##### Dataset extract

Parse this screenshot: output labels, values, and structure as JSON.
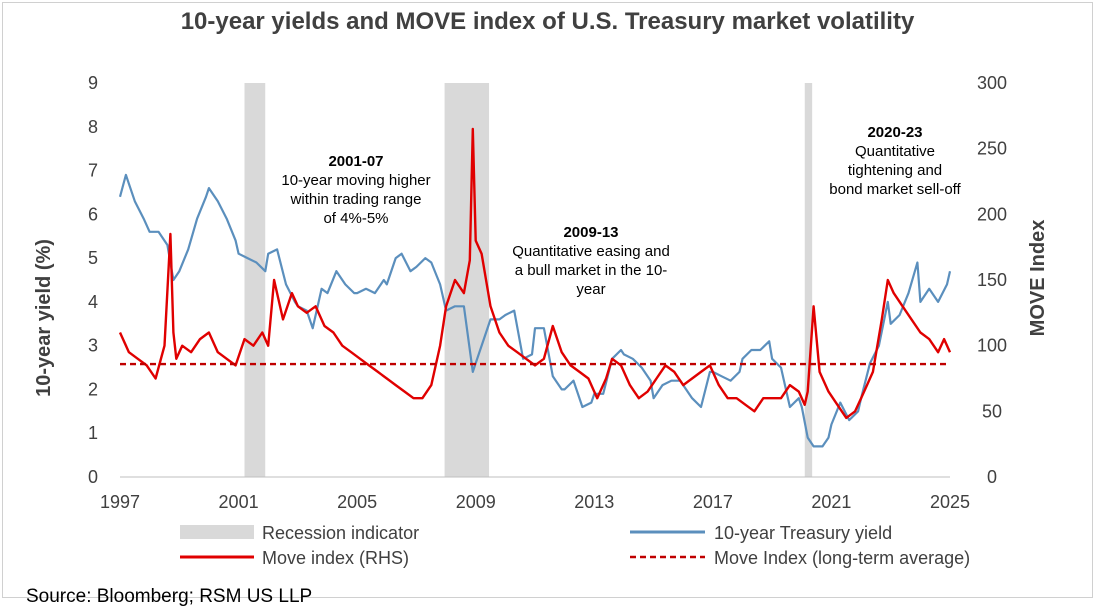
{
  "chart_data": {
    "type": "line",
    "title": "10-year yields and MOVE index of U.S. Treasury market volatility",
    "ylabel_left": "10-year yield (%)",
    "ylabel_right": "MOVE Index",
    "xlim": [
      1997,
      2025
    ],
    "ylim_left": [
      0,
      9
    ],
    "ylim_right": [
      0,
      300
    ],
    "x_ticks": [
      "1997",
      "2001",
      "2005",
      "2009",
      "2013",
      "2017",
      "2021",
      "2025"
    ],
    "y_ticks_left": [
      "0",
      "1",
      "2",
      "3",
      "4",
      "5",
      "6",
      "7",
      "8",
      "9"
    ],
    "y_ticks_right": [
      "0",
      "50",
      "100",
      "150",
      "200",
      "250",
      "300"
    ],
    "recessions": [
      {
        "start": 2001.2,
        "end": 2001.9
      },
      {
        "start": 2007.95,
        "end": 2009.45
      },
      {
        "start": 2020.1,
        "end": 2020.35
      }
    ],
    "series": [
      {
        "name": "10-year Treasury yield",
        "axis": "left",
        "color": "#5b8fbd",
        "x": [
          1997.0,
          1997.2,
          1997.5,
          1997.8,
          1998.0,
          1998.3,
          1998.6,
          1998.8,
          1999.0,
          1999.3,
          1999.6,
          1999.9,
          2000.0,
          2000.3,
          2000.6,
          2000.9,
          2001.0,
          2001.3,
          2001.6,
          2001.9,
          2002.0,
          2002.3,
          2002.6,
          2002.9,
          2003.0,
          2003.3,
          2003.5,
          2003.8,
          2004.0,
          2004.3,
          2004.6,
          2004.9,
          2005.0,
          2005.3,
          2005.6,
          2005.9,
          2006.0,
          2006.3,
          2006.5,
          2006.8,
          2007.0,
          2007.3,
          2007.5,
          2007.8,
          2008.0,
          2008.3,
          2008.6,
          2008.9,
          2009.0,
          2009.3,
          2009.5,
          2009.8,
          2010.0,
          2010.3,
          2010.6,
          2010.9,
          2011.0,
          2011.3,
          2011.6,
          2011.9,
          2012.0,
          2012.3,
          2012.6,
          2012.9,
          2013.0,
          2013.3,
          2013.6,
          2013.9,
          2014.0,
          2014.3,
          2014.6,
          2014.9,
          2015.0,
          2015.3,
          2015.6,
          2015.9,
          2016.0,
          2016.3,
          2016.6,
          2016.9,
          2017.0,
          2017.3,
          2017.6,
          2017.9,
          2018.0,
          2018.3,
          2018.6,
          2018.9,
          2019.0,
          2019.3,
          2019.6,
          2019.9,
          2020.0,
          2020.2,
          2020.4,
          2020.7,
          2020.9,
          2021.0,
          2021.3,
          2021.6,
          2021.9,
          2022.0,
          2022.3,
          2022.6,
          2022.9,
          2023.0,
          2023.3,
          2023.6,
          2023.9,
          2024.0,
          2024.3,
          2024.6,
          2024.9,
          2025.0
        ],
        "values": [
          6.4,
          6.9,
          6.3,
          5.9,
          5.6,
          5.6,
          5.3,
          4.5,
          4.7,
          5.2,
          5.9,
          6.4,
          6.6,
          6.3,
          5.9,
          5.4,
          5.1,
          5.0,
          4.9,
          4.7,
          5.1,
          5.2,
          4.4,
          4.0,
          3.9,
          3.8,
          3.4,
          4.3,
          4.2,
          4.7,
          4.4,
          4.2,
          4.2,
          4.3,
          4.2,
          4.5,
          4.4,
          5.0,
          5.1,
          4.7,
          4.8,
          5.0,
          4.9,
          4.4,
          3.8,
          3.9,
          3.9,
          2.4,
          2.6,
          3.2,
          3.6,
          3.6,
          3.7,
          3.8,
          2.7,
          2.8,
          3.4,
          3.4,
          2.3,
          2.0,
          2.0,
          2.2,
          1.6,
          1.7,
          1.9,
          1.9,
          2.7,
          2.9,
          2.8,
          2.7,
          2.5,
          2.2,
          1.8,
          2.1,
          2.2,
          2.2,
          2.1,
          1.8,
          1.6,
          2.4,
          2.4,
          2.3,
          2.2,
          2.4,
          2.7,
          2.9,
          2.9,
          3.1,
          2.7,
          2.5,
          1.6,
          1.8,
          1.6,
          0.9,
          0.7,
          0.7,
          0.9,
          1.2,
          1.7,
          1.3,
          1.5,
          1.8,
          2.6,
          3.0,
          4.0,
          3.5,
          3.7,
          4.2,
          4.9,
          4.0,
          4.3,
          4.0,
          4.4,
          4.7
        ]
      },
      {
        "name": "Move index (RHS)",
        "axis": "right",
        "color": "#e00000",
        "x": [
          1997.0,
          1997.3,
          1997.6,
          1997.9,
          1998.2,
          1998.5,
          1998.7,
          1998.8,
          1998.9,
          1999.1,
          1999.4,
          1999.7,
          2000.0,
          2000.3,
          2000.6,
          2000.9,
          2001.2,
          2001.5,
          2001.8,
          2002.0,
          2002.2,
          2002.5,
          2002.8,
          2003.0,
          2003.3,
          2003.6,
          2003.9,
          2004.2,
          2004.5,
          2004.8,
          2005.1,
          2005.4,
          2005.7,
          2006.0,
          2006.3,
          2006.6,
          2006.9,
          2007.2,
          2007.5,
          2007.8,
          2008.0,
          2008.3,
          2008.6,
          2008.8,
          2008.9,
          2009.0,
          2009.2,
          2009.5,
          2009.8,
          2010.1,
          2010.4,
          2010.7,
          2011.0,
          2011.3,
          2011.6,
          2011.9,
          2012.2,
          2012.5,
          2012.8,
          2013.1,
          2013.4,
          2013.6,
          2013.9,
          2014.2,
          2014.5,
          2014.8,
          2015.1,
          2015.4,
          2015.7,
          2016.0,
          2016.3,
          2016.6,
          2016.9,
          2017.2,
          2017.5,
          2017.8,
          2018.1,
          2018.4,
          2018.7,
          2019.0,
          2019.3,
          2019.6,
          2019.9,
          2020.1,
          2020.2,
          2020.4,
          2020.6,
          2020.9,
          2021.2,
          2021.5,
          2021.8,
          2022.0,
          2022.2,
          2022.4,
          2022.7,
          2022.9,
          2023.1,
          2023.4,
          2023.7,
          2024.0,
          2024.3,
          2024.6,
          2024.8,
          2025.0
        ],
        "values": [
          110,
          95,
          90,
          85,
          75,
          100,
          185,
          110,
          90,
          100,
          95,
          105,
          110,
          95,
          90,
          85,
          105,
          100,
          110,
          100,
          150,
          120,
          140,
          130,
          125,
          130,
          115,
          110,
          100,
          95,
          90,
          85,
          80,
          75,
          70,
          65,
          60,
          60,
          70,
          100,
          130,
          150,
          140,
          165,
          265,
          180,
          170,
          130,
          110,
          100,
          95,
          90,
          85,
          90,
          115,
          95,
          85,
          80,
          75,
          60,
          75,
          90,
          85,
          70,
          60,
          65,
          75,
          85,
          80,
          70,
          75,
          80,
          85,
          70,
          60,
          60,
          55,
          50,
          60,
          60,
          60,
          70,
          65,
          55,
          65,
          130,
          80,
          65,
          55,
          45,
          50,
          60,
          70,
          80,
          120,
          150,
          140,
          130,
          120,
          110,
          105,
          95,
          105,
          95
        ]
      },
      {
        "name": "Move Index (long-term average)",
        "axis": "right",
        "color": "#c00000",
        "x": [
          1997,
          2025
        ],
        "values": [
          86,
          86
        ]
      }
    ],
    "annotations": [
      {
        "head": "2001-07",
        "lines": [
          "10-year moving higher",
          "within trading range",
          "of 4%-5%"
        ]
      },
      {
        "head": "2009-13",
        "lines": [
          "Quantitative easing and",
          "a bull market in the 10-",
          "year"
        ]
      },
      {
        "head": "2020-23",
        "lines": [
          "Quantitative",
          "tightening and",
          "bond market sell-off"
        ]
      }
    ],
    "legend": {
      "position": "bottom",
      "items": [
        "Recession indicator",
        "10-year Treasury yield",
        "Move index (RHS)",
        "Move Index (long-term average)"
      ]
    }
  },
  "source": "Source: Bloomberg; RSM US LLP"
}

##########

Copy every line of the listing that contains the word "year".

[Answer below]
    "title": "10-year yields and MOVE index of U.S. Treasury market volatility",
    "ylabel_left": "10-year yield (%)",
        "name": "10-year Treasury yield",
          "10-year moving higher",
          "year"
        "10-year Treasury yield",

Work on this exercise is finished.